● Given instruction
Work through the entries below and report how many lines include "charged". The number alone is the answer.

● Materials provided
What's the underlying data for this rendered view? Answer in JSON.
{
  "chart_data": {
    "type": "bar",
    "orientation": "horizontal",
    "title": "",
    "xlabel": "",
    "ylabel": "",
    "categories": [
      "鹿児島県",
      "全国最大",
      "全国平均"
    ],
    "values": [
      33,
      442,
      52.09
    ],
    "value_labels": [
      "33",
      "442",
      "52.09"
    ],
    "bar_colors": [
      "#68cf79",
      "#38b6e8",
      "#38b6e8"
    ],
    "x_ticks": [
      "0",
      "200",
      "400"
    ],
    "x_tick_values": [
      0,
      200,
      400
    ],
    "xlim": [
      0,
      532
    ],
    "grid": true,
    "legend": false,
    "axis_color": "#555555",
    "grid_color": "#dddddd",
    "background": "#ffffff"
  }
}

* * *

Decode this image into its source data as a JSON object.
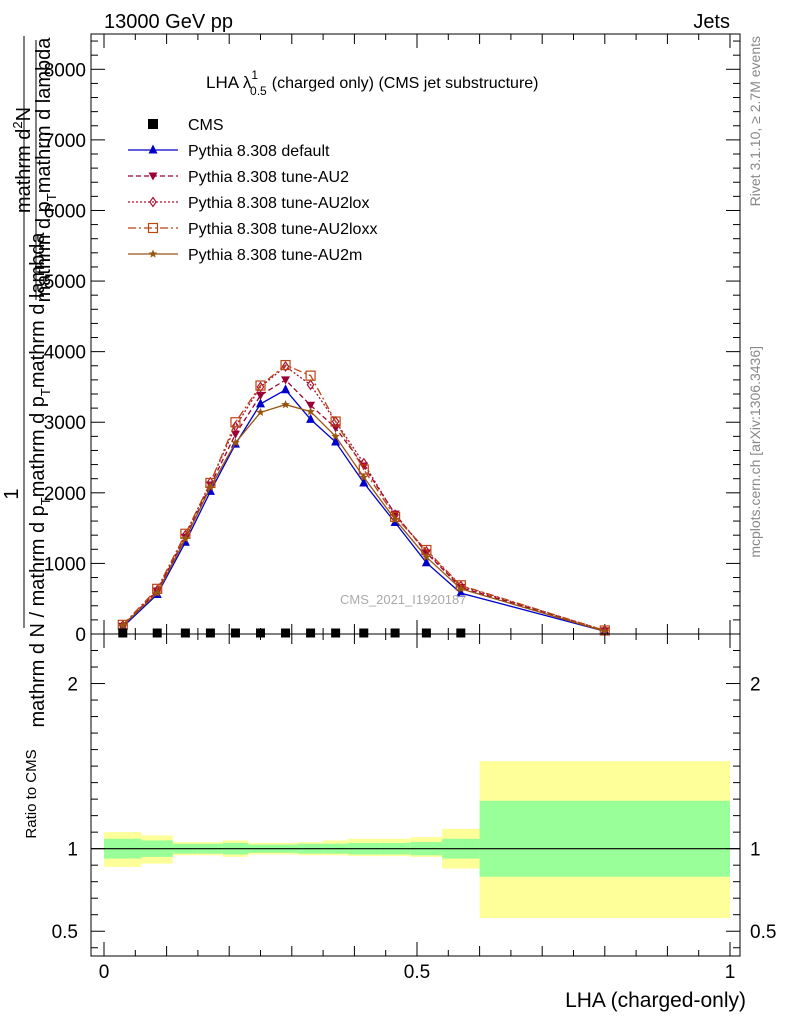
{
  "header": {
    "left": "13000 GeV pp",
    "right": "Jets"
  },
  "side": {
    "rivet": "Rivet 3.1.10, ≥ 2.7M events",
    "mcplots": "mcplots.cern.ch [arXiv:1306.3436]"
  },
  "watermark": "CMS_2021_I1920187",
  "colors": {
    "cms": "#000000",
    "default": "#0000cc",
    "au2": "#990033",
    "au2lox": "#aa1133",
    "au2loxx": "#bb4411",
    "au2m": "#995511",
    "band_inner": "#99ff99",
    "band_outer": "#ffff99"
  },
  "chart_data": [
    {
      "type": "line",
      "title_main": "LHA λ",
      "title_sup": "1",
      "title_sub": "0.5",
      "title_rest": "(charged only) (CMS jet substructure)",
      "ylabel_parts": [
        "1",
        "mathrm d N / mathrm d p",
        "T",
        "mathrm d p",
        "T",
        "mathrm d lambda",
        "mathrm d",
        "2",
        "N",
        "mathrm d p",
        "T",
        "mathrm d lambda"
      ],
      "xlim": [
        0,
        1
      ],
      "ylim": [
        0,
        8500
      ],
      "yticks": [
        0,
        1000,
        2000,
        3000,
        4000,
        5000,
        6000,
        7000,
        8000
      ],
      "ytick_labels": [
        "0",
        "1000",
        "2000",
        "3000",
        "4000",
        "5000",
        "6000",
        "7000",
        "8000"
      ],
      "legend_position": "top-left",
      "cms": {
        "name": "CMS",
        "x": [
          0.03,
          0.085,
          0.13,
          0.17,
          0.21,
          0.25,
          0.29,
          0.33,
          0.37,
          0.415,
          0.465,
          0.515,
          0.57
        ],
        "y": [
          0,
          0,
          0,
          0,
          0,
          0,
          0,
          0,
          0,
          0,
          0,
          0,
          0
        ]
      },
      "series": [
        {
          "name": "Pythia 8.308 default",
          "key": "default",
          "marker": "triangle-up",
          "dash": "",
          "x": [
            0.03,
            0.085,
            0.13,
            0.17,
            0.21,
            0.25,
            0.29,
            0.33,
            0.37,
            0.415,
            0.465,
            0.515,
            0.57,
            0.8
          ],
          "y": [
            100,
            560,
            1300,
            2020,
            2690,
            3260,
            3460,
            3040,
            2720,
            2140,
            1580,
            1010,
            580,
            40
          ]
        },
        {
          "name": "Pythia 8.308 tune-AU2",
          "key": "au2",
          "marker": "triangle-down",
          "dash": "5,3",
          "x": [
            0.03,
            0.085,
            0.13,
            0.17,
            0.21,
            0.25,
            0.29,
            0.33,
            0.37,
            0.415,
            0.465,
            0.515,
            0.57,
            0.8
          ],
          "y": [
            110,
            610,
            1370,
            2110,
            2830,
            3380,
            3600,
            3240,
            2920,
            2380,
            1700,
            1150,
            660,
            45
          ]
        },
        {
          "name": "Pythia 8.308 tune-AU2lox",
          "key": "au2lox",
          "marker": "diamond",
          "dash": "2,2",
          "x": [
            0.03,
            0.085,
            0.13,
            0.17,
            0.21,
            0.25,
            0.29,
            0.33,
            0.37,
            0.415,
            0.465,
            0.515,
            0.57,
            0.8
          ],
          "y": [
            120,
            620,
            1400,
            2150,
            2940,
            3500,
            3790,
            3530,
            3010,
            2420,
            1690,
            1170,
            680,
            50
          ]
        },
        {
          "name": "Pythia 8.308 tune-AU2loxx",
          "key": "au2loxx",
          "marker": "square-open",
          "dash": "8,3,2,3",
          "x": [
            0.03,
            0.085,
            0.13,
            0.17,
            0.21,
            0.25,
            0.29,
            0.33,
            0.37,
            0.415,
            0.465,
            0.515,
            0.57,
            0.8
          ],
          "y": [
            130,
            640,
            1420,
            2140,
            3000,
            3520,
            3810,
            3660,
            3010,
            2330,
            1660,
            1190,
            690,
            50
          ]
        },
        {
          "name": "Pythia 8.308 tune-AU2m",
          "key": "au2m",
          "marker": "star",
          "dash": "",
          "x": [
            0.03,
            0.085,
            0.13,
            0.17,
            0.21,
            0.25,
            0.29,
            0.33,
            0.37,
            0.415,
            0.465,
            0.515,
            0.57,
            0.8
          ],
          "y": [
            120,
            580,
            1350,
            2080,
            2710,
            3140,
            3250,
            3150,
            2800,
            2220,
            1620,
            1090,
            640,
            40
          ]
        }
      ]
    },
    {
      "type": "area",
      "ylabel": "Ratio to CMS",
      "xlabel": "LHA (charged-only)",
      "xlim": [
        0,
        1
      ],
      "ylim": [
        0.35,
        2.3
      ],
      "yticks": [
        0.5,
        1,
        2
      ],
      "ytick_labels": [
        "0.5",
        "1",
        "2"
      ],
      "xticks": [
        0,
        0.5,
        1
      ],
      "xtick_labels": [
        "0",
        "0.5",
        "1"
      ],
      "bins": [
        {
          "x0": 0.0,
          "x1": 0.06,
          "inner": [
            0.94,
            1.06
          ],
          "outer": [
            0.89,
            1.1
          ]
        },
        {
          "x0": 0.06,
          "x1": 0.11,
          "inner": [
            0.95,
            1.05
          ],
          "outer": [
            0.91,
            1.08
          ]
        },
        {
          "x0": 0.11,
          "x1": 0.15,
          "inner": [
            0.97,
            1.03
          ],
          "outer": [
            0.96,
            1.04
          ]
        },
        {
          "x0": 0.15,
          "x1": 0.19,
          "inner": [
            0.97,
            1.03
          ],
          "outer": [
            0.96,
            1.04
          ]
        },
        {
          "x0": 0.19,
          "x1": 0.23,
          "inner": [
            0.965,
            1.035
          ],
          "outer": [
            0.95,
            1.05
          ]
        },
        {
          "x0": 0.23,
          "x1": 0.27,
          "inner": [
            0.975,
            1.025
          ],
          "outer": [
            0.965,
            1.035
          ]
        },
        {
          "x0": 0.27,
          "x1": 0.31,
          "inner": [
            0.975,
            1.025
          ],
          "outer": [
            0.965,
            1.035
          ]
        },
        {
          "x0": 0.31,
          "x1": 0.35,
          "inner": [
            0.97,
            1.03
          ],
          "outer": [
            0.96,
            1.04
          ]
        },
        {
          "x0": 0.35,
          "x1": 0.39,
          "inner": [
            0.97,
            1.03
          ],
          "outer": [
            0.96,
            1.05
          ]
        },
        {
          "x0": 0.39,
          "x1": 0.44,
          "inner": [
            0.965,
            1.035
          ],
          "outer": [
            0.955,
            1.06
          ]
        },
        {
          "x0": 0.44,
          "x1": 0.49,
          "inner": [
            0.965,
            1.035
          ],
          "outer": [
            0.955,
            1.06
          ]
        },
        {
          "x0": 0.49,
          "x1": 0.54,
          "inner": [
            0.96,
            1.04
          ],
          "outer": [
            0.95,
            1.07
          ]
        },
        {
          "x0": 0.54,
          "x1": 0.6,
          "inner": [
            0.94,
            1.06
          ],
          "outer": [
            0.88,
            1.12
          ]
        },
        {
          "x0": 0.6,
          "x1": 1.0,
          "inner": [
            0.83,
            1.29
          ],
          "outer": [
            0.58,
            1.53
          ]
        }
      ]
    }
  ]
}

● Response below
2